Required task:
Repeat the entire listing exactly as written.

[Collected data entries]
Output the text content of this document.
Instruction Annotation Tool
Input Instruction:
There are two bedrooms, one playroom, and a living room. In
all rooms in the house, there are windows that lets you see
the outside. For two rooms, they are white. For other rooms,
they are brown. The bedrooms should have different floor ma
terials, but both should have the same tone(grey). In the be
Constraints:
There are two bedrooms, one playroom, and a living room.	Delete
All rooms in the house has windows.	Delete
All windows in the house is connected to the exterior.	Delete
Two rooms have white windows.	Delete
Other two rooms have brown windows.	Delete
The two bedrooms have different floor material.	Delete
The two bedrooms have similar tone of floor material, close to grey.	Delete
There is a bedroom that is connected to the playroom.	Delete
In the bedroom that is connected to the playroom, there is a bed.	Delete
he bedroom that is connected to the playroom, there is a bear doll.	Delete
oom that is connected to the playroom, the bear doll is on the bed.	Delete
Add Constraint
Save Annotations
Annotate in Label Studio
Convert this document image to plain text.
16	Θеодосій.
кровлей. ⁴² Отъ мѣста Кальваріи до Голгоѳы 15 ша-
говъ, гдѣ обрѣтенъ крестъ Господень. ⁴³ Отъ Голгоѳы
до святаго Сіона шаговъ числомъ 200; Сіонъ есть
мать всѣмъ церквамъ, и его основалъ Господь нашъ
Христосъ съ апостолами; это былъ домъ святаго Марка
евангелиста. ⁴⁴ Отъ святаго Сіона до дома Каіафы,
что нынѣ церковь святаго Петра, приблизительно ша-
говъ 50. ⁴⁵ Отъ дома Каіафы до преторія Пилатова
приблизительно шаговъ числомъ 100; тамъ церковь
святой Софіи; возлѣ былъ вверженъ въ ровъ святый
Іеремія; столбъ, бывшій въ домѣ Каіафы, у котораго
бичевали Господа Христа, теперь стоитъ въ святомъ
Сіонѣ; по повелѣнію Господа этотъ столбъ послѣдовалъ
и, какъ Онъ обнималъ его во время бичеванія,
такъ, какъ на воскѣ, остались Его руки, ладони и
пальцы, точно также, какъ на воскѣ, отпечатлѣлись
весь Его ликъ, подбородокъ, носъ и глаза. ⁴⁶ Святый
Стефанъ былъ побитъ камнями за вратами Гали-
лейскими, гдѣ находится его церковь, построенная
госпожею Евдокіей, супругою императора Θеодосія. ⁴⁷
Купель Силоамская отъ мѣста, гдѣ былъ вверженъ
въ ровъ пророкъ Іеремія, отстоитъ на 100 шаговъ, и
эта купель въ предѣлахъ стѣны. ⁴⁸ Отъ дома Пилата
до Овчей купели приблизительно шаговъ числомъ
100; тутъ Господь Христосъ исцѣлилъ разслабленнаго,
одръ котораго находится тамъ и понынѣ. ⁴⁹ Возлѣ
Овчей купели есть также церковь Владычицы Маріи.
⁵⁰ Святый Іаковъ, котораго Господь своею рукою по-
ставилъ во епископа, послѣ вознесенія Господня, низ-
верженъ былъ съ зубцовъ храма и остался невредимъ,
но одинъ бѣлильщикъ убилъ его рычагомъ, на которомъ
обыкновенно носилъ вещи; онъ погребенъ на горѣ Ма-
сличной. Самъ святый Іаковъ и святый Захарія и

Exercise output:
Output the text content of this document.
Instruction Annotation Tool
Input Instruction:
There are two bedrooms, one playroom, and a living room. In
all rooms in the house, there are windows that lets you see
the outside. For two rooms, they are white. For other rooms,
they are brown. The bedrooms should have different floor ma
terials, but both should have the same tone(grey). In the be
Constraints:
There are two bedrooms, one playroom, and a living room.	Delete
All rooms in the house has windows.	Delete
All windows in the house is connected to the exterior.	Delete
Two rooms have white windows.	Delete
Other two rooms have brown windows.	Delete
The two bedrooms have different floor material.	Delete
The two bedrooms have similar tone of floor material, close to grey.	Delete
There is a bedroom that is connected to the playroom.	Delete
In the bedroom that is connected to the playroom, there is a bed.	Delete
he bedroom that is connected to the playroom, there is a bear doll.	Delete
oom that is connected to the playroom, the bear doll is on the bed.	Delete
Add Constraint
Save Annotations
Annotate in Label Studio
Convert this document image to plain text.
16	Θеодосій.
кровлей. ⁴² Отъ мѣста Кальваріи до Голгоѳы 15 ша-
говъ, гдѣ обрѣтенъ крестъ Господень. ⁴³ Отъ Голгоѳы
до святаго Сіона шаговъ числомъ 200; Сіонъ есть
мать всѣмъ церквамъ, и его основалъ Господь нашъ
Христосъ съ апостолами; это былъ домъ святаго Марка
евангелиста. ⁴⁴ Отъ святаго Сіона до дома Каіафы,
что нынѣ церковь святаго Петра, приблизительно ша-
говъ 50. ⁴⁵ Отъ дома Каіафы до преторія Пилатова
приблизительно шаговъ числомъ 100; тамъ церковь
святой Софіи; возлѣ былъ вверженъ въ ровъ святый
Іеремія; столбъ, бывшій въ домѣ Каіафы, у котораго
бичевали Господа Христа, теперь стоитъ въ святомъ
Сіонѣ; по повелѣнію Господа этотъ столбъ послѣдовалъ
и, какъ Онъ обнималъ его во время бичеванія,
такъ, какъ на воскѣ, остались Его руки, ладони и
пальцы, точно также, какъ на воскѣ, отпечатлѣлись
весь Его ликъ, подбородокъ, носъ и глаза. ⁴⁶ Святый
Стефанъ былъ побитъ камнями за вратами Гали-
лейскими, гдѣ находится его церковь, построенная
госпожею Евдокіей, супругою императора Θеодосія. ⁴⁷
Купель Силоамская отъ мѣста, гдѣ былъ вверженъ
въ ровъ пророкъ Іеремія, отстоитъ на 100 шаговъ, и
эта купель въ предѣлахъ стѣны. ⁴⁸ Отъ дома Пилата
до Овчей купели приблизительно шаговъ числомъ
100; тутъ Господь Христосъ исцѣлилъ разслабленнаго,
одръ котораго находится тамъ и понынѣ. ⁴⁹ Возлѣ
Овчей купели есть также церковь Владычицы Маріи.
⁵⁰ Святый Іаковъ, котораго Господь своею рукою по-
ставилъ во епископа, послѣ вознесенія Господня, низ-
верженъ былъ съ зубцовъ храма и остался невредимъ,
но одинъ бѣлильщикъ убилъ его рычагомъ, на которомъ
обыкновенно носилъ вещи; онъ погребенъ на горѣ Ма-
сличной. Самъ святый Іаковъ и святый Захарія и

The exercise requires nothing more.